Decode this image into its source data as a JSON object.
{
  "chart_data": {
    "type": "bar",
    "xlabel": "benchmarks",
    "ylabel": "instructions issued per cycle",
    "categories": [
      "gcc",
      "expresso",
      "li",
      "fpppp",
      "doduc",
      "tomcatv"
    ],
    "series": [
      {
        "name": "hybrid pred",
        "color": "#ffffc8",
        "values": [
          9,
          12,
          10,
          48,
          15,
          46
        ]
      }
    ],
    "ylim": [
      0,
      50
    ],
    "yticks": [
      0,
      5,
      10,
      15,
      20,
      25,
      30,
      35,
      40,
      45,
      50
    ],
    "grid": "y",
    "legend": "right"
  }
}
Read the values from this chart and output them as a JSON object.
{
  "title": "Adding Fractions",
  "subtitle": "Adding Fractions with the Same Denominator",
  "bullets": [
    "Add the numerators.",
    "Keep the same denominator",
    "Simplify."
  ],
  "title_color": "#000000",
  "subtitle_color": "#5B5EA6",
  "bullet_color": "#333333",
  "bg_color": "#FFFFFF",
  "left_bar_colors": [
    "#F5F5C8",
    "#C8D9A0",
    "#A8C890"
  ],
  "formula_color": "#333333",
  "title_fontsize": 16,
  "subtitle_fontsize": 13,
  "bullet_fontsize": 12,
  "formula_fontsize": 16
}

● **What is expected**
Please copy out each record, character for character.

● **Exercise response**
Decode this image into its source data as a JSON object.
{
  "chart_data": {
    "type": "bar",
    "xlabel": "benchmarks",
    "ylabel": "instructions issued per cycle",
    "categories": [
      "gcc",
      "expresso",
      "li",
      "fpppp",
      "doduc",
      "tomcatv"
    ],
    "series": [
      {
        "name": "hybrid pred",
        "color": "#ffffc8",
        "values": [
          9,
          12,
          10,
          48,
          15,
          46
        ]
      }
    ],
    "ylim": [
      0,
      50
    ],
    "yticks": [
      0,
      5,
      10,
      15,
      20,
      25,
      30,
      35,
      40,
      45,
      50
    ],
    "grid": "y",
    "legend": "right"
  }
}
Read the values from this chart and output them as a JSON object.
{
  "title": "Adding Fractions",
  "subtitle": "Adding Fractions with the Same Denominator",
  "bullets": [
    "Add the numerators.",
    "Keep the same denominator",
    "Simplify."
  ],
  "title_color": "#000000",
  "subtitle_color": "#5B5EA6",
  "bullet_color": "#333333",
  "bg_color": "#FFFFFF",
  "left_bar_colors": [
    "#F5F5C8",
    "#C8D9A0",
    "#A8C890"
  ],
  "formula_color": "#333333",
  "title_fontsize": 16,
  "subtitle_fontsize": 13,
  "bullet_fontsize": 12,
  "formula_fontsize": 16
}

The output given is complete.